Written exercise> Pull out every line containing the string "este".

(Collected data entries)
_ _ _ _ _
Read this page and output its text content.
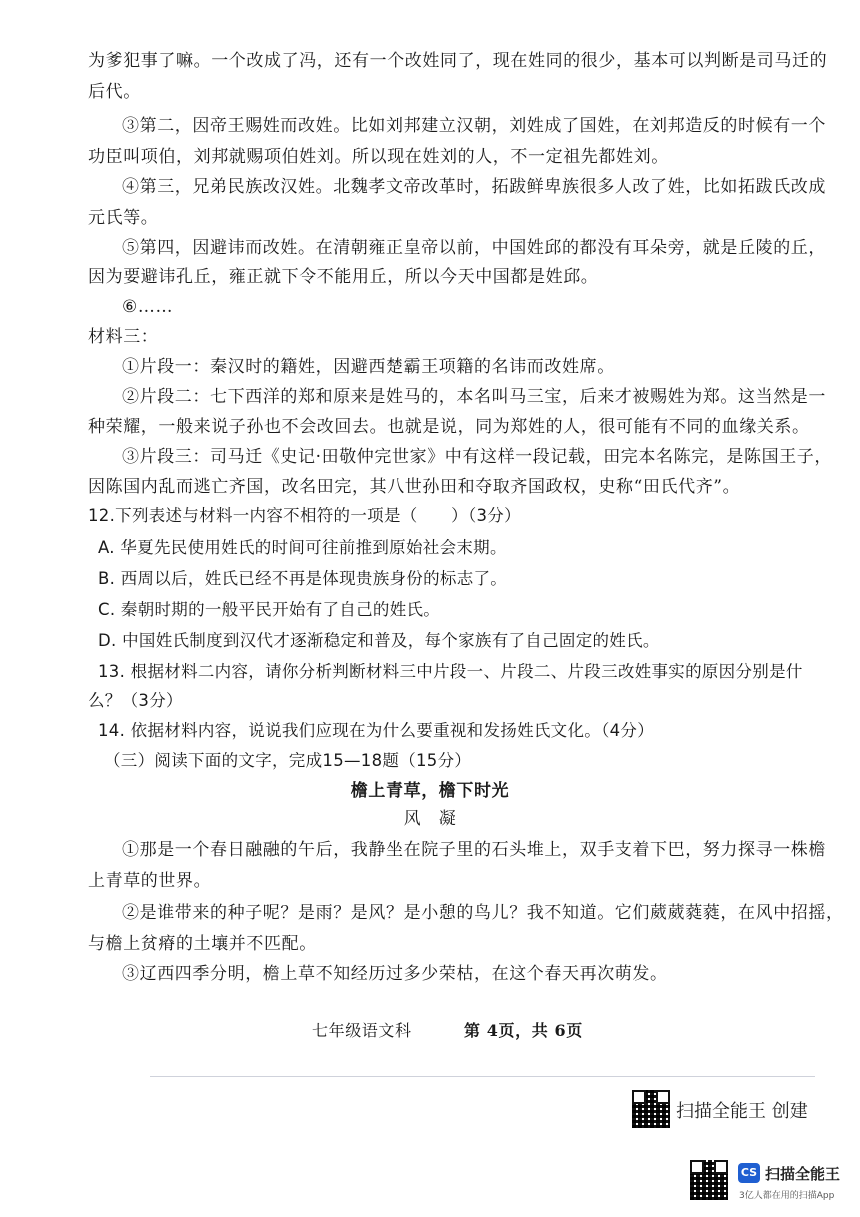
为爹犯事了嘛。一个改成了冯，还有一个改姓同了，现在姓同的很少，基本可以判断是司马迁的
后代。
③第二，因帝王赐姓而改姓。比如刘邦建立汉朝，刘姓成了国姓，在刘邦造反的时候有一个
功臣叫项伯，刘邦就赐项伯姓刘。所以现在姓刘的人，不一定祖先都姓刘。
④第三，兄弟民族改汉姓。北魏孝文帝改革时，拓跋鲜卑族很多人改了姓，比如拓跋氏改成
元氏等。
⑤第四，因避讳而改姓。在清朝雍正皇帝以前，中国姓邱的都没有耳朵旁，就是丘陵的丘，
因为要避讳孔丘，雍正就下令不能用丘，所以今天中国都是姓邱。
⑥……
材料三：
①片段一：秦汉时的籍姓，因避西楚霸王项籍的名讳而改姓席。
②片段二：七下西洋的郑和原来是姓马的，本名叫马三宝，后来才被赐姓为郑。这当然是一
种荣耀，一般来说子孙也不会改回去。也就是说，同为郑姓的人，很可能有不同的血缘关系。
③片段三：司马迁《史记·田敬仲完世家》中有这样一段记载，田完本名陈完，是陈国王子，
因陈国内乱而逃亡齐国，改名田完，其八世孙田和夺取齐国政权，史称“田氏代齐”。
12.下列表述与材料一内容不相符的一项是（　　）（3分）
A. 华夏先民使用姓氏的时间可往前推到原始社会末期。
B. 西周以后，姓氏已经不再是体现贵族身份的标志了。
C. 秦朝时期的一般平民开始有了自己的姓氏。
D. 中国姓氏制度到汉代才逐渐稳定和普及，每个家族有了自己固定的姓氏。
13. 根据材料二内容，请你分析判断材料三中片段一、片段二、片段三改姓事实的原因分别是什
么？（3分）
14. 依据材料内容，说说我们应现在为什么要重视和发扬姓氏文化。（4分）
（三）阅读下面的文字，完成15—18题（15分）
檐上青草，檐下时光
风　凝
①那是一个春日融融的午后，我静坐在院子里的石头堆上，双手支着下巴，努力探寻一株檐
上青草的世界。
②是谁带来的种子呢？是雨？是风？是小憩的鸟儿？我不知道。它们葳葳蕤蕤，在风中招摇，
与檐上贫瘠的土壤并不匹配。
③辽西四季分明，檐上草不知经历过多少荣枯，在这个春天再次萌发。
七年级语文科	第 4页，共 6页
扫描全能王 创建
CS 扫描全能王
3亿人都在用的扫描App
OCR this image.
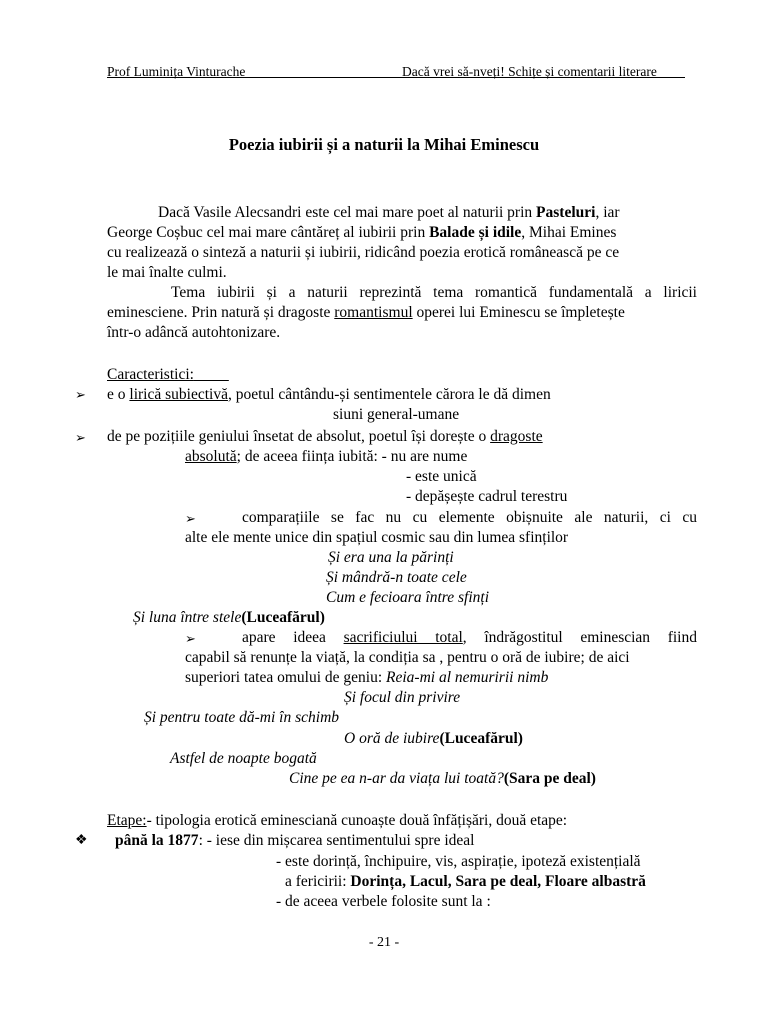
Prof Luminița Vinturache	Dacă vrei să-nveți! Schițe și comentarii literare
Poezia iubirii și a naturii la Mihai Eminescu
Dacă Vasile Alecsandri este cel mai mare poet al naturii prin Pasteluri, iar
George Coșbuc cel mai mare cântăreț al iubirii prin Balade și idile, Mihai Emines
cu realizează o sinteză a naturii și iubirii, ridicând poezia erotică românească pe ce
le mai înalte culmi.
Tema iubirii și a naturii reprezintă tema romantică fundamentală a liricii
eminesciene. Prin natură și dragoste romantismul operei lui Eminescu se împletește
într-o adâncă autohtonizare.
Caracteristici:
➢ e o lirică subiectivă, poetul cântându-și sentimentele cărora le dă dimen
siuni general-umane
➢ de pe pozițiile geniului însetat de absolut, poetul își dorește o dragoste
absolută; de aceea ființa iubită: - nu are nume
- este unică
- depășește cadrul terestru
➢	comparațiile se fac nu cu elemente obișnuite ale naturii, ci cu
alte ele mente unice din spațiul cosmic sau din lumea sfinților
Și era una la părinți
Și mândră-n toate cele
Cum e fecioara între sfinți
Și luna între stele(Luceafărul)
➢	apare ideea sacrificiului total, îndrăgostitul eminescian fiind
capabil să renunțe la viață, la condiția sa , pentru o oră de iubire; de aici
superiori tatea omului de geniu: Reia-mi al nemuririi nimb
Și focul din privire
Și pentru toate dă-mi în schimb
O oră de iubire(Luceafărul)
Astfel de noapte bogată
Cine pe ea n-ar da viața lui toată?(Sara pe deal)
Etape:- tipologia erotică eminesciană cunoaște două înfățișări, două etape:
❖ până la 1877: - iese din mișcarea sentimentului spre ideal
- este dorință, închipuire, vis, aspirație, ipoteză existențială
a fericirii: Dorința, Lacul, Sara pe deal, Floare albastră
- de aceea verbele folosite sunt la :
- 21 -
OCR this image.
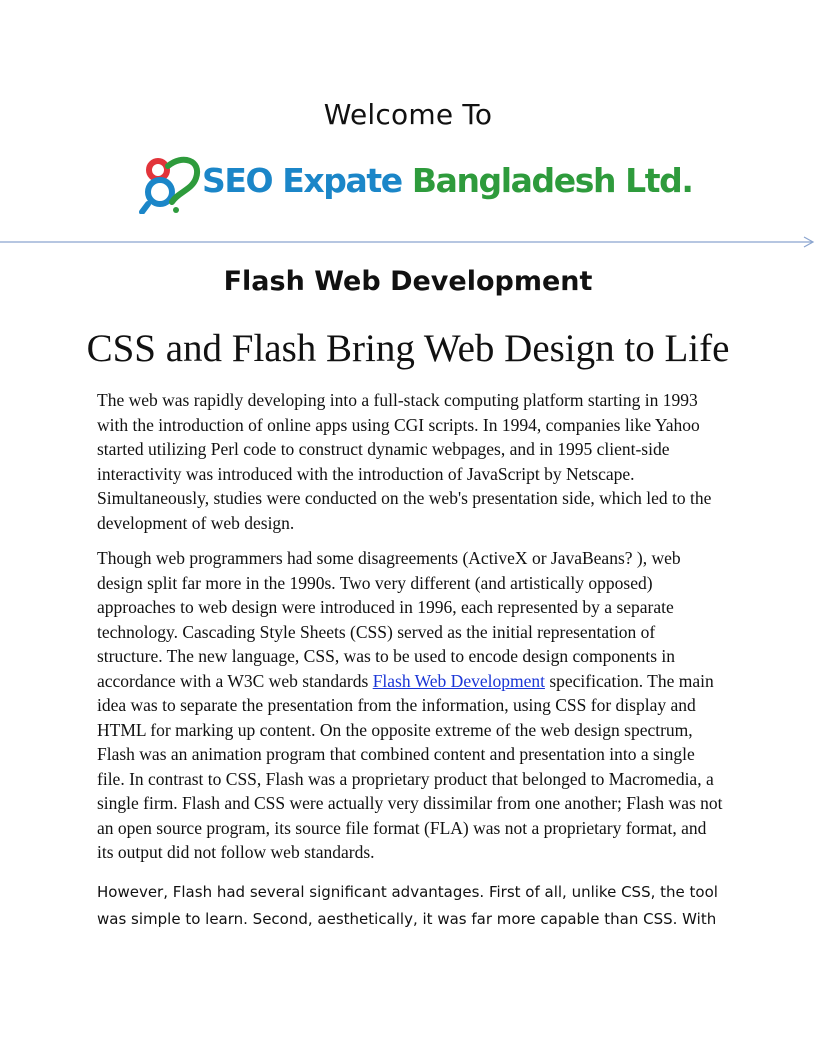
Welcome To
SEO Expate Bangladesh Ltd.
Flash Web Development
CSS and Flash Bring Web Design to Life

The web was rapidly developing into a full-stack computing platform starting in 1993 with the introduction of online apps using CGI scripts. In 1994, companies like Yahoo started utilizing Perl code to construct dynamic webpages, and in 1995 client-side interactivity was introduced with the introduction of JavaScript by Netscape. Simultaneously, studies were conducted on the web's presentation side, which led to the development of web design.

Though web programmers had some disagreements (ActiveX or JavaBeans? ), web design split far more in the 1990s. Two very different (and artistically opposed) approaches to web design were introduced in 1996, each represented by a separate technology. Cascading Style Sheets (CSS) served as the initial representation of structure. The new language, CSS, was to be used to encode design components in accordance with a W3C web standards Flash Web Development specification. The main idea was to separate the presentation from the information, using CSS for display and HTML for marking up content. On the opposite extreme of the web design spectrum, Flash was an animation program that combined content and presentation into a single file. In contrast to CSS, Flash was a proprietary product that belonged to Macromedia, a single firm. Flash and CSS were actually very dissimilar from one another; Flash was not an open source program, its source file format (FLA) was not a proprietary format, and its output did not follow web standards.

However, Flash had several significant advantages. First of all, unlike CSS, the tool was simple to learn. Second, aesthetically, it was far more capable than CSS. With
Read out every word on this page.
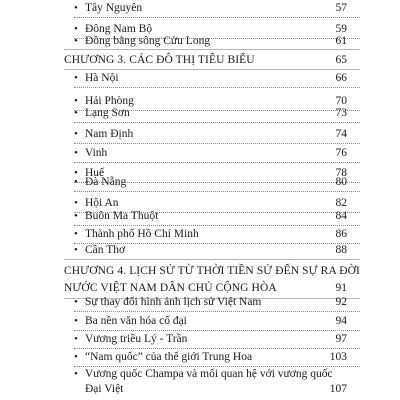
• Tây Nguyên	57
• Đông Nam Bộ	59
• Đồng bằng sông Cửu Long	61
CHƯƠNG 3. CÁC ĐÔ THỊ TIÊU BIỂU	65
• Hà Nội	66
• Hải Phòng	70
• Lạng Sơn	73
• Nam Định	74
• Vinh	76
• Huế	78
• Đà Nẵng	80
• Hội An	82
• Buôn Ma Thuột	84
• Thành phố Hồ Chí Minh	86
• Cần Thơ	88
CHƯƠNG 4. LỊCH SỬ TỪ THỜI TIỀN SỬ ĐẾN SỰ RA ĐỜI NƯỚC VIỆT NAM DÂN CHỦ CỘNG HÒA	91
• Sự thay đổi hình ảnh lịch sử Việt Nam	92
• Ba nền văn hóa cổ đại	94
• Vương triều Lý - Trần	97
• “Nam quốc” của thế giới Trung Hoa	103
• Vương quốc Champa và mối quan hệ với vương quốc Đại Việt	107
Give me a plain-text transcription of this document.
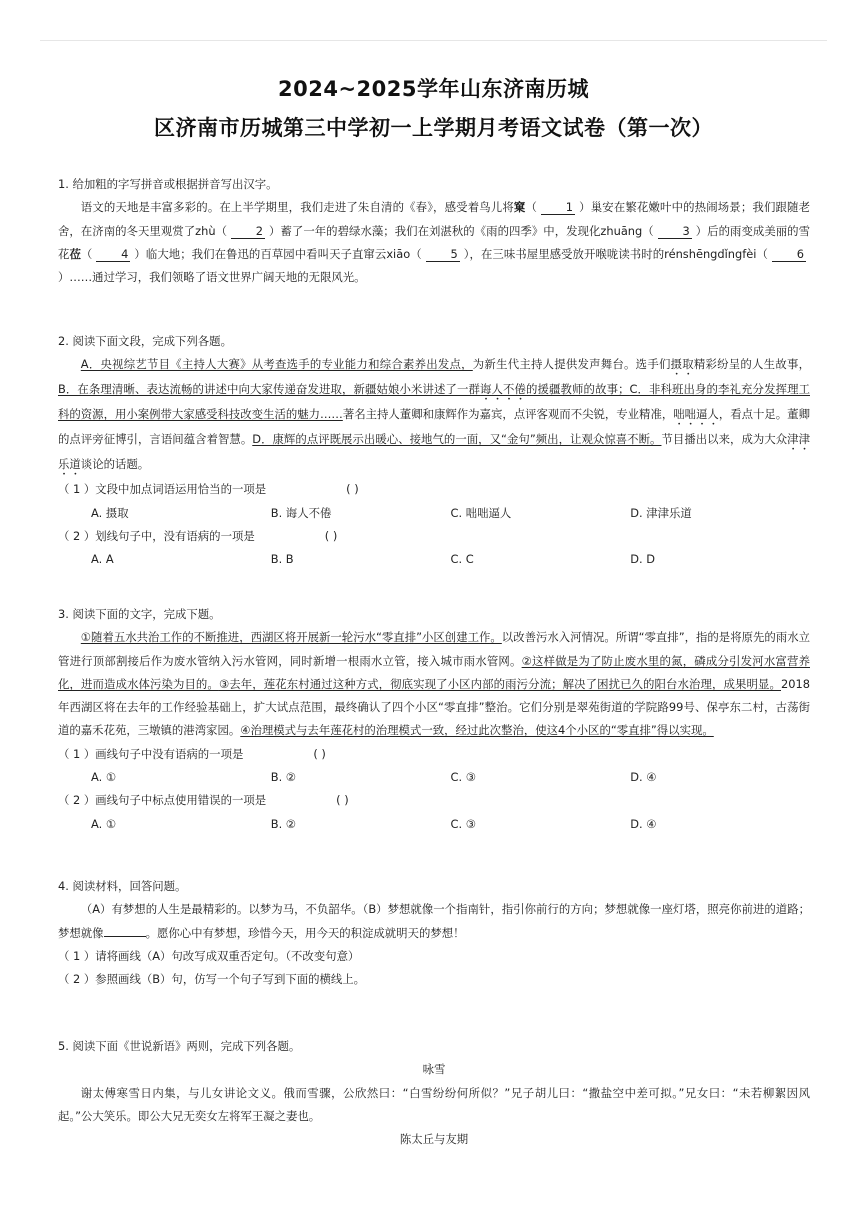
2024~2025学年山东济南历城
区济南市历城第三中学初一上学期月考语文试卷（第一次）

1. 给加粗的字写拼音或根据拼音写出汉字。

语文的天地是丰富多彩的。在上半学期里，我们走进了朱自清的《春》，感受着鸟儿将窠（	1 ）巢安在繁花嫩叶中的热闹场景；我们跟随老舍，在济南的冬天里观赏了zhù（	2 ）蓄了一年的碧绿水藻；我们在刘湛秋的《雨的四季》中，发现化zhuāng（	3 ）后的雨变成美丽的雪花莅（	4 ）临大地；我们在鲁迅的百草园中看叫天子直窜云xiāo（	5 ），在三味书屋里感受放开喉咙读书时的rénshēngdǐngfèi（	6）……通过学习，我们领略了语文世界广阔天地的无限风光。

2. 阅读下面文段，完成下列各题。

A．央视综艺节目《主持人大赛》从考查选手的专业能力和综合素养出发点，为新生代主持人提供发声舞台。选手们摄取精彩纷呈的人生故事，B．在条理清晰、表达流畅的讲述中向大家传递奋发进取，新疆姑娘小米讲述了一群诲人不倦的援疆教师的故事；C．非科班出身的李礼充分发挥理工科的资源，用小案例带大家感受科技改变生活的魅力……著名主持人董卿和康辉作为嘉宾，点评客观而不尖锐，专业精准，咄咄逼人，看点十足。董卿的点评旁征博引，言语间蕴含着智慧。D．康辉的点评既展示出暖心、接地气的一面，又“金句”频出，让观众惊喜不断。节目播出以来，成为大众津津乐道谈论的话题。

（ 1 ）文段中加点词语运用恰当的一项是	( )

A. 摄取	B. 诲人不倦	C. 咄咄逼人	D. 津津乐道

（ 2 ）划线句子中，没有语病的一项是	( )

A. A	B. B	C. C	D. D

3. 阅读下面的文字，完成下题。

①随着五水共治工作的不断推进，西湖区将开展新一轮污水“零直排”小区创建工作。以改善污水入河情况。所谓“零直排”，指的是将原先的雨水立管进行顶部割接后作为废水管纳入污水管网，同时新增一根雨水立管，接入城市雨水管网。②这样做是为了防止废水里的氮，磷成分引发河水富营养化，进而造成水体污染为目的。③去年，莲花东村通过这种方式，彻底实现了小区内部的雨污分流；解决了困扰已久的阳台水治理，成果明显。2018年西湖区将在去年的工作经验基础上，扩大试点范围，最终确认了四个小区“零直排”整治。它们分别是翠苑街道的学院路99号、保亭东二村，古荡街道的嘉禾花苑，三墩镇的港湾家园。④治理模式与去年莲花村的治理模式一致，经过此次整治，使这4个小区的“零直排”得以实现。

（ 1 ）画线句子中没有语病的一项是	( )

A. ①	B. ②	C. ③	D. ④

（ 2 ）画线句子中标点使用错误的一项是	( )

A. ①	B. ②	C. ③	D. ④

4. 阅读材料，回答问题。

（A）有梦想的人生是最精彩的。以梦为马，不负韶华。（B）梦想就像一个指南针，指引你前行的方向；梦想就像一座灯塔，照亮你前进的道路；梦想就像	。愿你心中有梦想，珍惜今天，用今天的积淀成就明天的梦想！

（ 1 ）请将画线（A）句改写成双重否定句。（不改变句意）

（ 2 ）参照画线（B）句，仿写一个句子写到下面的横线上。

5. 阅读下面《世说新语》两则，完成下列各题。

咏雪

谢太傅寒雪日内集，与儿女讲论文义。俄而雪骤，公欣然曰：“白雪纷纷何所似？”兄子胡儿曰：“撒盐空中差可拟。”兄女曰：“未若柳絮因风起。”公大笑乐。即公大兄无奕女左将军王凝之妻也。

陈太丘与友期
_ _ _ _ _
Reply to the exercise>
Dacă Vasile Alecsandri este cel mai mare poet al naturii prin Pasteluri, iar
- este unică
- este dorință, închipuire, vis, aspirație, ipoteză existențială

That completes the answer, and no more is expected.